## Your task
In the listing below, locate the lines bearing the word "Profesor". Copy every one of them.

## Task material
- - - -

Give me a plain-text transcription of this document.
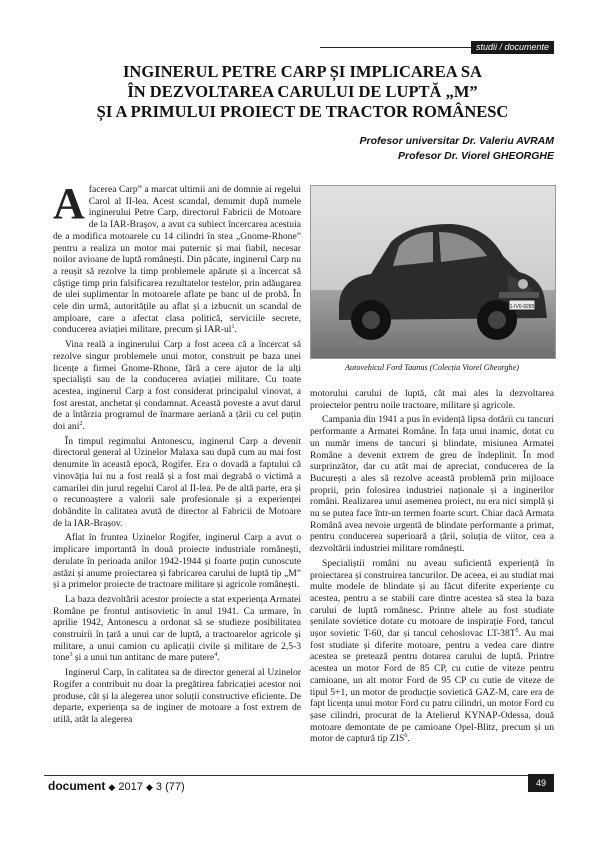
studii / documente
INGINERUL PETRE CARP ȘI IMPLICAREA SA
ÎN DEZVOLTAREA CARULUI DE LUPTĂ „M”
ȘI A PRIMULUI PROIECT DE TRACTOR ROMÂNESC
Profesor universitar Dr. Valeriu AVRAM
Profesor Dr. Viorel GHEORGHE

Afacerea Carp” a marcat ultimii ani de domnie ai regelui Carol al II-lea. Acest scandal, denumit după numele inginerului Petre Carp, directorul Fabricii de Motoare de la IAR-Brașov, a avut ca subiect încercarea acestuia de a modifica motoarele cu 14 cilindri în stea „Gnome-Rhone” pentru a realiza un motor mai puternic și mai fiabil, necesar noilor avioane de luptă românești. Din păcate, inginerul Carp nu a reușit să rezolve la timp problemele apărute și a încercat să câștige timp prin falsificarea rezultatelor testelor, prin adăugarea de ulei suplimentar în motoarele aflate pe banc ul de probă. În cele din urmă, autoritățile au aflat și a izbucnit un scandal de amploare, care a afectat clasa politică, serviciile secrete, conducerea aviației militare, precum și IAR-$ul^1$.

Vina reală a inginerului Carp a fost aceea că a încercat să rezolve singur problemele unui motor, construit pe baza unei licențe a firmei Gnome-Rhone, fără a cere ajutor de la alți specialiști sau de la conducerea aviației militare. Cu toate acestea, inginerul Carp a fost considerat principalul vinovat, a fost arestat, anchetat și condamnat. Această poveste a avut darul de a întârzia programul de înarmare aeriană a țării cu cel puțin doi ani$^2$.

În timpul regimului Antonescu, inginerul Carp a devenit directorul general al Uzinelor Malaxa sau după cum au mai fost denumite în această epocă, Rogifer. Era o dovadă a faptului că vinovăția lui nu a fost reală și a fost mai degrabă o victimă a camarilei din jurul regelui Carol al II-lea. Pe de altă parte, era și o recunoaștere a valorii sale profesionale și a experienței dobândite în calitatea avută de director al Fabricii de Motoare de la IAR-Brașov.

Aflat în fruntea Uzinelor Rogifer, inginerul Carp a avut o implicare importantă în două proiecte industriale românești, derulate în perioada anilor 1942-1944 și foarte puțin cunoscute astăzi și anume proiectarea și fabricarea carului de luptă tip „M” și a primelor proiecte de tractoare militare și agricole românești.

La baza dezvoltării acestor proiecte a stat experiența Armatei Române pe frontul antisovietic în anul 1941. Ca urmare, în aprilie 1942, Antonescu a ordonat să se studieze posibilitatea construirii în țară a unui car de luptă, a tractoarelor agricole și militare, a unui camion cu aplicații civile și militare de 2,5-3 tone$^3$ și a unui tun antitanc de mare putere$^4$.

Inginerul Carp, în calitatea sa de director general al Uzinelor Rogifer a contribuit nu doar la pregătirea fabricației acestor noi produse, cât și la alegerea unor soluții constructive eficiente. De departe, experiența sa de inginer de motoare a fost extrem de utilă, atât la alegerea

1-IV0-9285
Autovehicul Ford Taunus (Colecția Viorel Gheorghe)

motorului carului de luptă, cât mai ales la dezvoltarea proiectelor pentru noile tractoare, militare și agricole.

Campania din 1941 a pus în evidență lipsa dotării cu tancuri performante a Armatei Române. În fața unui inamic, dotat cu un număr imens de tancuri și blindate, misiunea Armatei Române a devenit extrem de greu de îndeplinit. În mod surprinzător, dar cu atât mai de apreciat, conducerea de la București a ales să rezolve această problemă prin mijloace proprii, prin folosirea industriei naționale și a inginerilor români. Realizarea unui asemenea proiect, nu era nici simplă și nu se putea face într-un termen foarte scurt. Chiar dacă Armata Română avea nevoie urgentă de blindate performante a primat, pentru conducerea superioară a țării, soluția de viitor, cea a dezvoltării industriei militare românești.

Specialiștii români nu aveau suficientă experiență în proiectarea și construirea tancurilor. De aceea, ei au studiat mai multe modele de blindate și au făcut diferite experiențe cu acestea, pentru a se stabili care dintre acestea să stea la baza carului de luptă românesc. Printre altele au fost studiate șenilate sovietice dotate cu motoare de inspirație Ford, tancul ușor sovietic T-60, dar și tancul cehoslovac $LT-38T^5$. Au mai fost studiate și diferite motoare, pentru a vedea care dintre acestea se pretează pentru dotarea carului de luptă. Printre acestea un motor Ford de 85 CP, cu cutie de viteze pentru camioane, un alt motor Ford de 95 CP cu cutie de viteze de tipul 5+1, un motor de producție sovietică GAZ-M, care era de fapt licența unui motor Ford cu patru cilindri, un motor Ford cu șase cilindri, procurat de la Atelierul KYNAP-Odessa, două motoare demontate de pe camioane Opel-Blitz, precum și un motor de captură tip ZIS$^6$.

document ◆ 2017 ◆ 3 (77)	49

- - - -

## Right answer
Profesor universitar Dr. Valeriu AVRAM
Profesor Dr. Viorel GHEORGHE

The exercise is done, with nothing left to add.